[WHAT IS REQUIRED] Copy each line that contains the string "Stylish".

::::

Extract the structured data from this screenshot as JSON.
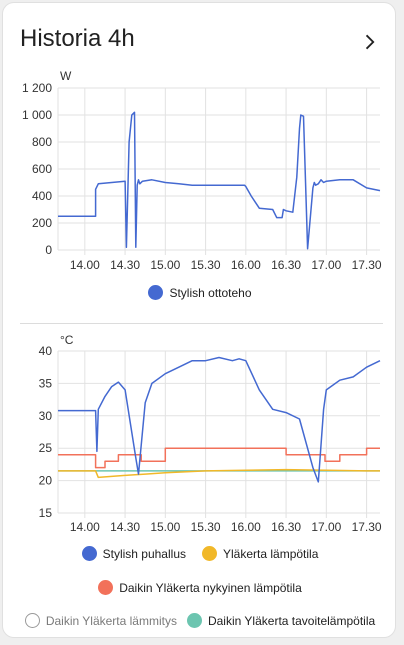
{
  "card": {
    "title": "Historia 4h",
    "more_icon": "chevron-right-icon"
  },
  "chart_data": [
    {
      "type": "line",
      "title": "",
      "ylabel": "W",
      "xlabel": "",
      "x_ticks": [
        "14.00",
        "14.30",
        "15.00",
        "15.30",
        "16.00",
        "16.30",
        "17.00",
        "17.30"
      ],
      "y_ticks": [
        "0",
        "200",
        "400",
        "600",
        "800",
        "1 000",
        "1 200"
      ],
      "ylim": [
        0,
        1200
      ],
      "xlim": [
        "13.40",
        "17.40"
      ],
      "grid": true,
      "legend_position": "bottom",
      "series": [
        {
          "name": "Stylish ottoteho",
          "color": "#4469d1",
          "x": [
            "13.40",
            "14.08",
            "14.08",
            "14.10",
            "14.20",
            "14.30",
            "14.31",
            "14.33",
            "14.35",
            "14.37",
            "14.38",
            "14.39",
            "14.40",
            "14.41",
            "14.43",
            "14.50",
            "15.00",
            "15.10",
            "15.20",
            "15.30",
            "15.40",
            "15.50",
            "15.59",
            "16.00",
            "16.04",
            "16.10",
            "16.20",
            "16.23",
            "16.27",
            "16.28",
            "16.30",
            "16.35",
            "16.38",
            "16.40",
            "16.41",
            "16.43",
            "16.46",
            "16.50",
            "16.51",
            "16.52",
            "16.54",
            "16.56",
            "16.58",
            "17.00",
            "17.10",
            "17.20",
            "17.30",
            "17.40"
          ],
          "values": [
            250,
            250,
            450,
            490,
            500,
            510,
            20,
            800,
            1000,
            1020,
            20,
            480,
            520,
            490,
            510,
            520,
            500,
            490,
            480,
            480,
            480,
            480,
            480,
            470,
            400,
            310,
            300,
            240,
            240,
            300,
            290,
            280,
            540,
            900,
            1000,
            990,
            10,
            460,
            500,
            480,
            490,
            520,
            500,
            510,
            520,
            520,
            460,
            440
          ]
        }
      ]
    },
    {
      "type": "line",
      "title": "",
      "ylabel": "°C",
      "xlabel": "",
      "x_ticks": [
        "14.00",
        "14.30",
        "15.00",
        "15.30",
        "16.00",
        "16.30",
        "17.00",
        "17.30"
      ],
      "y_ticks": [
        "15",
        "20",
        "25",
        "30",
        "35",
        "40"
      ],
      "ylim": [
        15,
        40
      ],
      "xlim": [
        "13.40",
        "17.40"
      ],
      "grid": true,
      "legend_position": "bottom",
      "series": [
        {
          "name": "Stylish puhallus",
          "color": "#4469d1",
          "x": [
            "13.40",
            "14.08",
            "14.09",
            "14.10",
            "14.15",
            "14.20",
            "14.25",
            "14.30",
            "14.38",
            "14.40",
            "14.45",
            "14.50",
            "15.00",
            "15.10",
            "15.20",
            "15.30",
            "15.40",
            "15.50",
            "15.55",
            "16.00",
            "16.10",
            "16.20",
            "16.30",
            "16.40",
            "16.50",
            "16.54",
            "16.55",
            "16.58",
            "17.00",
            "17.10",
            "17.20",
            "17.30",
            "17.40"
          ],
          "values": [
            30.8,
            30.8,
            24.5,
            31.0,
            33.0,
            34.5,
            35.2,
            34.0,
            23.5,
            21.0,
            32.0,
            35.0,
            36.5,
            37.5,
            38.5,
            38.5,
            39.0,
            38.5,
            38.8,
            38.5,
            34.0,
            31.0,
            30.5,
            29.5,
            22.0,
            19.8,
            22.5,
            31.0,
            34.0,
            35.5,
            36.0,
            37.5,
            38.5
          ]
        },
        {
          "name": "Yläkerta lämpötila",
          "color": "#f1b829",
          "x": [
            "13.40",
            "14.08",
            "14.10",
            "14.30",
            "14.45",
            "15.00",
            "15.30",
            "16.00",
            "16.30",
            "17.00",
            "17.30",
            "17.40"
          ],
          "values": [
            21.5,
            21.5,
            20.5,
            20.8,
            21.0,
            21.2,
            21.5,
            21.6,
            21.7,
            21.6,
            21.5,
            21.5
          ]
        },
        {
          "name": "Daikin Yläkerta nykyinen lämpötila",
          "color": "#f2715a",
          "x": [
            "13.40",
            "14.08",
            "14.08",
            "14.15",
            "14.15",
            "14.25",
            "14.25",
            "14.42",
            "14.42",
            "15.00",
            "15.00",
            "16.30",
            "16.30",
            "16.59",
            "16.59",
            "17.10",
            "17.10",
            "17.30",
            "17.30",
            "17.40"
          ],
          "values": [
            24,
            24,
            22,
            22,
            23,
            23,
            24,
            24,
            23,
            23,
            25,
            25,
            24,
            24,
            23,
            23,
            24,
            24,
            25,
            25
          ]
        },
        {
          "name": "Daikin Yläkerta lämmitys",
          "color": "#a9a9a9",
          "hidden": true,
          "x": [],
          "values": []
        },
        {
          "name": "Daikin Yläkerta tavoitelämpötila",
          "color": "#6cc5b0",
          "x": [
            "13.40",
            "17.40"
          ],
          "values": [
            21.5,
            21.5
          ]
        }
      ]
    }
  ]
}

::::

[ANSWER TO THE PROBLEM]
          "name": "Stylish ottoteho",
          "name": "Stylish puhallus",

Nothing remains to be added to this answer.